# Supplied entries
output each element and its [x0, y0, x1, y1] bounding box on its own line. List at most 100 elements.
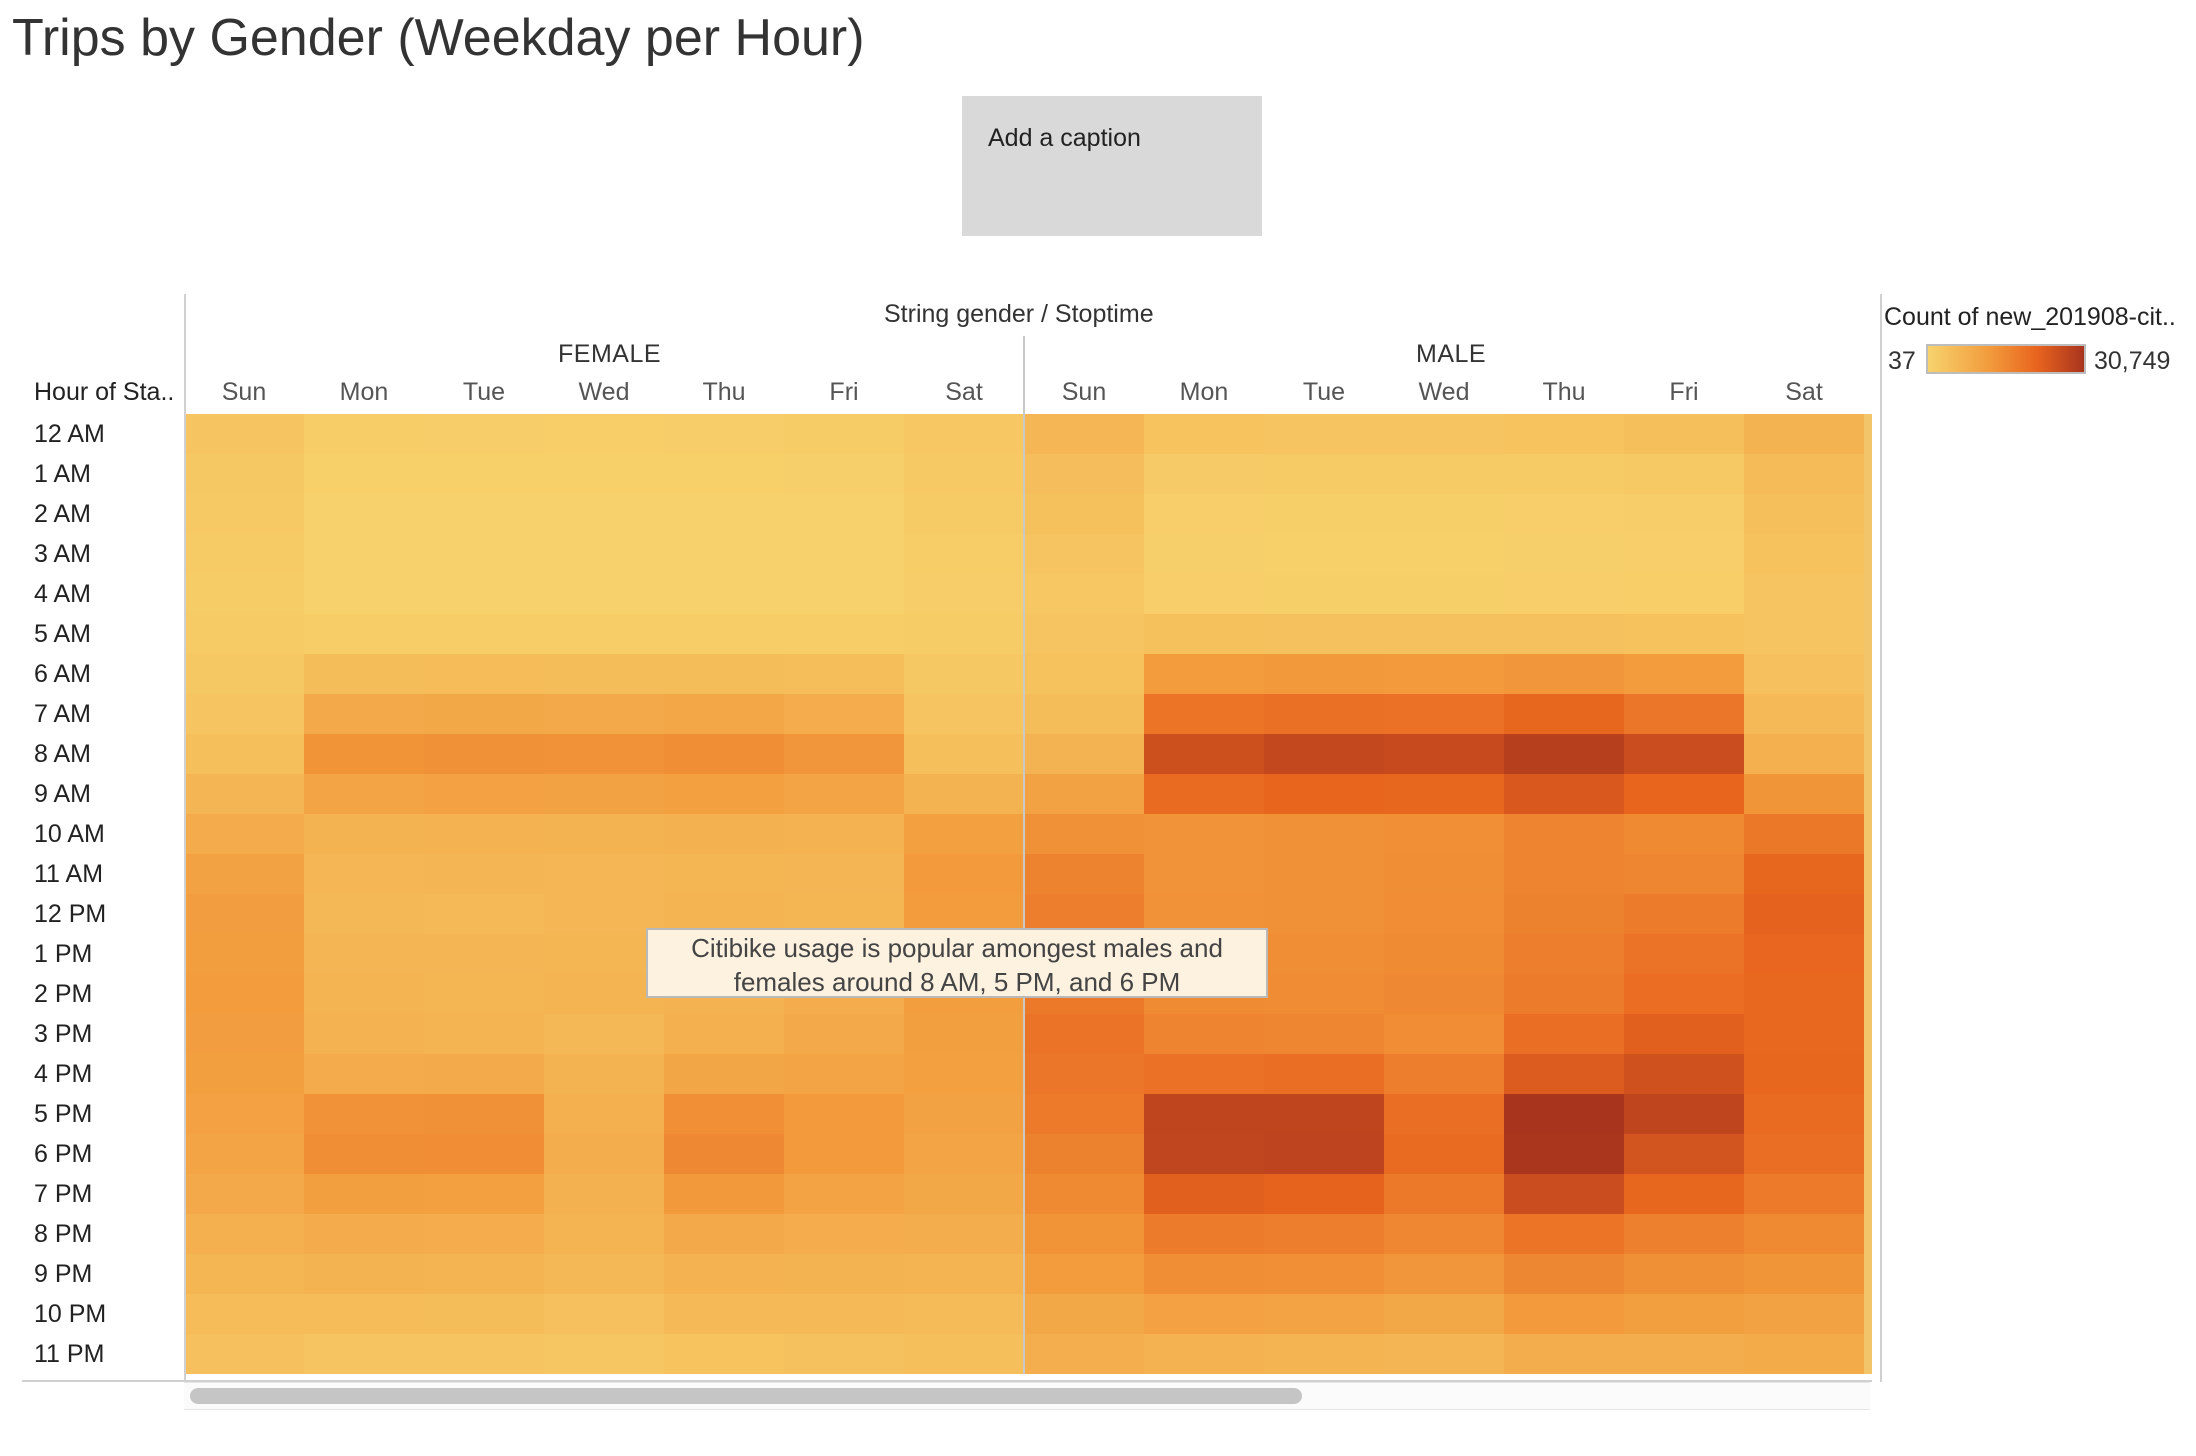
heatmap-cell-male-fri-23[interactable] — [1624, 1334, 1744, 1374]
heatmap-cell-female-sat-20[interactable] — [904, 1214, 1024, 1254]
heatmap-cell-male-sun-20[interactable] — [1024, 1214, 1144, 1254]
heatmap-cell-male-wed-7[interactable] — [1384, 694, 1504, 734]
heatmap-cell-female-wed-19[interactable] — [544, 1174, 664, 1214]
heatmap-cell-female-fri-1[interactable] — [784, 454, 904, 494]
heatmap-cell-male-tue-16[interactable] — [1264, 1054, 1384, 1094]
heatmap-cell-female-wed-17[interactable] — [544, 1094, 664, 1134]
heatmap-cell-female-sat-2[interactable] — [904, 494, 1024, 534]
heatmap-cell-female-thu-7[interactable] — [664, 694, 784, 734]
heatmap-cell-female-sun-20[interactable] — [184, 1214, 304, 1254]
heatmap-cell-female-sat-17[interactable] — [904, 1094, 1024, 1134]
heatmap-cell-female-thu-20[interactable] — [664, 1214, 784, 1254]
heatmap-cell-male-sun-9[interactable] — [1024, 774, 1144, 814]
heatmap-cell-female-fri-2[interactable] — [784, 494, 904, 534]
heatmap-cell-male-sat-19[interactable] — [1744, 1174, 1864, 1214]
heatmap-cell-male-sun-21[interactable] — [1024, 1254, 1144, 1294]
heatmap-cell-female-wed-11[interactable] — [544, 854, 664, 894]
heatmap-cell-female-thu-23[interactable] — [664, 1334, 784, 1374]
heatmap-cell-female-fri-8[interactable] — [784, 734, 904, 774]
heatmap-cell-female-wed-2[interactable] — [544, 494, 664, 534]
heatmap-cell-male-fri-19[interactable] — [1624, 1174, 1744, 1214]
heatmap-cell-female-mon-13[interactable] — [304, 934, 424, 974]
heatmap-cell-male-mon-3[interactable] — [1144, 534, 1264, 574]
heatmap-cell-male-thu-2[interactable] — [1504, 494, 1624, 534]
heatmap-cell-female-sun-10[interactable] — [184, 814, 304, 854]
heatmap-cell-male-sun-3[interactable] — [1024, 534, 1144, 574]
heatmap-cell-male-fri-9[interactable] — [1624, 774, 1744, 814]
heatmap-cell-male-sat-22[interactable] — [1744, 1294, 1864, 1334]
heatmap-cell-male-thu-1[interactable] — [1504, 454, 1624, 494]
heatmap-cell-female-sun-15[interactable] — [184, 1014, 304, 1054]
heatmap-cell-male-sun-0[interactable] — [1024, 414, 1144, 454]
heatmap-cell-male-fri-4[interactable] — [1624, 574, 1744, 614]
heatmap-cell-male-wed-4[interactable] — [1384, 574, 1504, 614]
heatmap-cell-female-tue-13[interactable] — [424, 934, 544, 974]
heatmap-cell-female-sat-9[interactable] — [904, 774, 1024, 814]
heatmap-cell-male-tue-2[interactable] — [1264, 494, 1384, 534]
heatmap-cell-female-thu-22[interactable] — [664, 1294, 784, 1334]
heatmap-cell-male-sun-23[interactable] — [1024, 1334, 1144, 1374]
heatmap-cell-male-wed-14[interactable] — [1384, 974, 1504, 1014]
heatmap-cell-male-sat-16[interactable] — [1744, 1054, 1864, 1094]
heatmap-cell-female-mon-22[interactable] — [304, 1294, 424, 1334]
heatmap-cell-male-thu-8[interactable] — [1504, 734, 1624, 774]
heatmap-cell-male-tue-5[interactable] — [1264, 614, 1384, 654]
heatmap-cell-male-thu-0[interactable] — [1504, 414, 1624, 454]
heatmap-cell-female-thu-17[interactable] — [664, 1094, 784, 1134]
heatmap-cell-female-tue-20[interactable] — [424, 1214, 544, 1254]
heatmap-cell-male-thu-16[interactable] — [1504, 1054, 1624, 1094]
heatmap-cell-male-tue-12[interactable] — [1264, 894, 1384, 934]
heatmap-cell-male-thu-4[interactable] — [1504, 574, 1624, 614]
heatmap-cell-male-mon-16[interactable] — [1144, 1054, 1264, 1094]
heatmap-cell-female-mon-3[interactable] — [304, 534, 424, 574]
heatmap-cell-male-sun-11[interactable] — [1024, 854, 1144, 894]
heatmap-cell-male-fri-14[interactable] — [1624, 974, 1744, 1014]
heatmap-cell-male-fri-20[interactable] — [1624, 1214, 1744, 1254]
heatmap-cell-female-fri-16[interactable] — [784, 1054, 904, 1094]
heatmap-cell-male-thu-23[interactable] — [1504, 1334, 1624, 1374]
heatmap-cell-female-wed-18[interactable] — [544, 1134, 664, 1174]
heatmap-cell-male-sun-6[interactable] — [1024, 654, 1144, 694]
heatmap-cell-female-wed-12[interactable] — [544, 894, 664, 934]
heatmap-cell-male-sat-7[interactable] — [1744, 694, 1864, 734]
heatmap-cell-female-thu-4[interactable] — [664, 574, 784, 614]
heatmap-cell-female-tue-3[interactable] — [424, 534, 544, 574]
heatmap-cell-male-sun-7[interactable] — [1024, 694, 1144, 734]
heatmap-cell-female-wed-13[interactable] — [544, 934, 664, 974]
heatmap-cell-female-tue-14[interactable] — [424, 974, 544, 1014]
heatmap-cell-female-tue-10[interactable] — [424, 814, 544, 854]
heatmap-cell-male-fri-7[interactable] — [1624, 694, 1744, 734]
heatmap-cell-male-wed-12[interactable] — [1384, 894, 1504, 934]
heatmap-cell-female-sun-13[interactable] — [184, 934, 304, 974]
heatmap-cell-male-fri-3[interactable] — [1624, 534, 1744, 574]
heatmap-cell-male-wed-18[interactable] — [1384, 1134, 1504, 1174]
heatmap-cell-female-fri-21[interactable] — [784, 1254, 904, 1294]
heatmap-cell-female-sat-6[interactable] — [904, 654, 1024, 694]
heatmap-cell-male-sat-4[interactable] — [1744, 574, 1864, 614]
heatmap-cell-male-sat-8[interactable] — [1744, 734, 1864, 774]
heatmap-cell-male-wed-23[interactable] — [1384, 1334, 1504, 1374]
heatmap-cell-male-sun-15[interactable] — [1024, 1014, 1144, 1054]
heatmap-cell-female-tue-17[interactable] — [424, 1094, 544, 1134]
heatmap-cell-female-sat-8[interactable] — [904, 734, 1024, 774]
heatmap-cell-female-thu-9[interactable] — [664, 774, 784, 814]
heatmap-cell-female-wed-21[interactable] — [544, 1254, 664, 1294]
heatmap-cell-female-sun-3[interactable] — [184, 534, 304, 574]
heatmap-cell-female-mon-17[interactable] — [304, 1094, 424, 1134]
heatmap-cell-male-sat-11[interactable] — [1744, 854, 1864, 894]
heatmap-cell-male-tue-14[interactable] — [1264, 974, 1384, 1014]
heatmap-cell-female-fri-9[interactable] — [784, 774, 904, 814]
heatmap-cell-female-wed-6[interactable] — [544, 654, 664, 694]
heatmap-cell-female-wed-4[interactable] — [544, 574, 664, 614]
heatmap-cell-male-fri-8[interactable] — [1624, 734, 1744, 774]
heatmap-cell-male-wed-3[interactable] — [1384, 534, 1504, 574]
heatmap-cell-male-mon-11[interactable] — [1144, 854, 1264, 894]
heatmap-cell-male-mon-15[interactable] — [1144, 1014, 1264, 1054]
heatmap-cell-male-wed-21[interactable] — [1384, 1254, 1504, 1294]
heatmap-cell-male-mon-0[interactable] — [1144, 414, 1264, 454]
heatmap-cell-male-wed-6[interactable] — [1384, 654, 1504, 694]
heatmap-cell-male-tue-9[interactable] — [1264, 774, 1384, 814]
heatmap-cell-male-mon-12[interactable] — [1144, 894, 1264, 934]
heatmap-cell-male-tue-6[interactable] — [1264, 654, 1384, 694]
heatmap-cell-female-sun-7[interactable] — [184, 694, 304, 734]
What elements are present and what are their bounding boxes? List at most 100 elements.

# Directions
Reproduce verbatim the lines of the data from the one containing "1334, 1744, 1374]" through the one containing "1294, 1864, 1334]", inclusive.

# Solution to the exercise
heatmap-cell-male-fri-23[interactable] — [1624, 1334, 1744, 1374]
heatmap-cell-female-sat-20[interactable] — [904, 1214, 1024, 1254]
heatmap-cell-male-sun-20[interactable] — [1024, 1214, 1144, 1254]
heatmap-cell-male-wed-7[interactable] — [1384, 694, 1504, 734]
heatmap-cell-female-wed-19[interactable] — [544, 1174, 664, 1214]
heatmap-cell-female-fri-1[interactable] — [784, 454, 904, 494]
heatmap-cell-male-tue-16[interactable] — [1264, 1054, 1384, 1094]
heatmap-cell-female-wed-17[interactable] — [544, 1094, 664, 1134]
heatmap-cell-female-sat-2[interactable] — [904, 494, 1024, 534]
heatmap-cell-female-thu-7[interactable] — [664, 694, 784, 734]
heatmap-cell-female-sun-20[interactable] — [184, 1214, 304, 1254]
heatmap-cell-female-sat-17[interactable] — [904, 1094, 1024, 1134]
heatmap-cell-female-thu-20[interactable] — [664, 1214, 784, 1254]
heatmap-cell-male-sun-9[interactable] — [1024, 774, 1144, 814]
heatmap-cell-female-fri-2[interactable] — [784, 494, 904, 534]
heatmap-cell-male-sat-19[interactable] — [1744, 1174, 1864, 1214]
heatmap-cell-male-sun-21[interactable] — [1024, 1254, 1144, 1294]
heatmap-cell-female-wed-11[interactable] — [544, 854, 664, 894]
heatmap-cell-female-thu-23[interactable] — [664, 1334, 784, 1374]
heatmap-cell-female-fri-8[interactable] — [784, 734, 904, 774]
heatmap-cell-female-wed-2[interactable] — [544, 494, 664, 534]
heatmap-cell-male-fri-19[interactable] — [1624, 1174, 1744, 1214]
heatmap-cell-female-mon-13[interactable] — [304, 934, 424, 974]
heatmap-cell-male-mon-3[interactable] — [1144, 534, 1264, 574]
heatmap-cell-male-thu-2[interactable] — [1504, 494, 1624, 534]
heatmap-cell-female-sun-10[interactable] — [184, 814, 304, 854]
heatmap-cell-male-sun-3[interactable] — [1024, 534, 1144, 574]
heatmap-cell-male-fri-9[interactable] — [1624, 774, 1744, 814]
heatmap-cell-male-sat-22[interactable] — [1744, 1294, 1864, 1334]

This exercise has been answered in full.